##### Text block
# Unable to install monitor driver (both automatic and manual)



## bb4II3r (Feb 24, 2008)

Hi guys, I have just bought a new monitor and recently I have reformatted my computer too. So I was trying to install my new monitor's driver using the installation CD provided in the package. The window popped up, saying "The Wizard could not automatically install the Display Optimization files (drivers)."
This meant that I have to install the driver manually, which I proceeded to do. I followed the instructions provided by the distributer.
Firstly, I went to Device Manager, right clicked on the respective device, chose update driver. I selected "Install from a list of selected location", "Don't search, I will choose the driver to install", and after choosing "Monitor" as my hardware type, I clicked on "Have Disc". Thus, I browsed to the folder where the instructions said to do so, I chose the folder and clicked "OK". Unfortunately, there was this window that said "The specified location does not contain information about your hardware."
Now, I went to this monitor's brand website (which is ViewSonic by the way), and even downloaded the drivers. However, it seems that this does not work also, and now I'm stuck, wondering how can I install the driver for my monitor.
Thank you in advance for whoever who tries to solve my problem.


----------



## Jtsou (Jul 13, 2007)

Hmm i thought most monitors already had the driver software installed on them, and are Plug & Play now.


----------



## bb4II3r (Feb 24, 2008)

The monitor works, but I can't really change the resolution, and thus when I try to update my computer to XP SP3, the resolution will be at 4 bit and can't be changed.


----------



## Jtsou (Jul 13, 2007)

What graphics card do you have? Does it have the latest drivers?


----------



## bb4II3r (Feb 24, 2008)

Well I'm not sure. Can you tell me how to check?


----------



## Jtsou (Jul 13, 2007)
##########
##### Given data
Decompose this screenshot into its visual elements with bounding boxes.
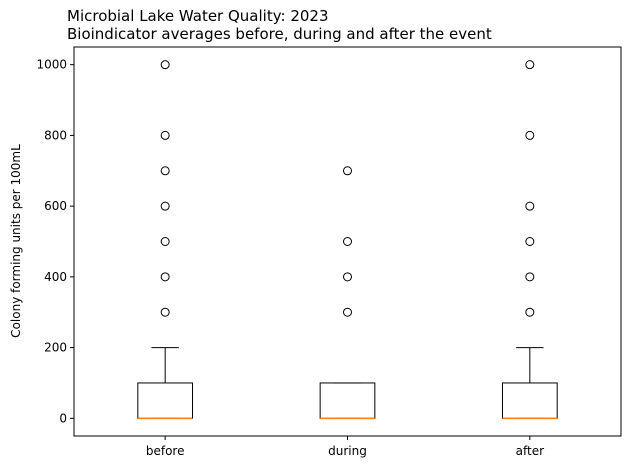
##########
* **Directions**:
A. In the forum thread, what message appeared after the poster browsed to the folder named in the instructions and clicked "OK"?
B. List every phrase that appears in quotation marks in the first post of the forum thread.
C. Continue the forum thread from its last line.

* **Answers to the exercises**:
A. "The specified location does not contain information about your hardware."

B.
1. "The Wizard could not automatically install the Display Optimization files (drivers)."
2. "Install from a list of selected location"
3. "Don't search, I will choose the driver to install"
4. "Monitor"
5. "Have Disc"
6. "OK"
7. "The specified location does not contain information about your hardware."

C.
Right click mycomputer, and click manage. Click device manager, then display adapters. double click the adapter listed and go to the drivers tab.


----------



## AquariusFX (Aug 14, 2008)

or go to display properties > setting
it should show both the monitor and graphic card.


----------



## Jtsou (Jul 13, 2007)

Im looking for the driver versions though, which are not shown there.


----------



## AquariusFX (Aug 14, 2008)

I just want to see if it said anything there. Sometime it would just show blank which indicate that windows use standard vga driver which explain low color.


----------



## bb4II3r (Feb 24, 2008)

Well for Jtsou, in the Device Manager menu, there isn't any display adapter section for me. Instead, the computer recognizes the monitor as Video Controller (VGA Compatible) in Other Devices.


----------



## Jtsou (Jul 13, 2007)

There HAS to be a display adapter section.


----------



## AquariusFX (Aug 14, 2008)

I bet you didn't install the vga driver.

This is why I want to see what it said on display properties > setting.


----------



## kodi (Jun 30, 2004)

When you go into the device manager the display adapter is about the fifth one down
While you are in device manager see what monitor is installed


----------



## bb4II3r (Feb 24, 2008)

That is my problem, I cannot install the VGA driver.


----------



## sobeit (Nov 11, 2007)

what computer make and model do you have? or was it custom built?


----------



## bb4II3r (Feb 24, 2008)

It's Acer Aspire S90 if I'm not wrong. But the monitor is of another brand.
I had no problem installing it last time using the same computer with XP SP3. But after I reformatted after a fatal system error, I cannot install the same monitor.


----------



## bb4II3r (Feb 24, 2008)

I forget to mention that I'm using XP SP1 right now because my recovery disc is SP1.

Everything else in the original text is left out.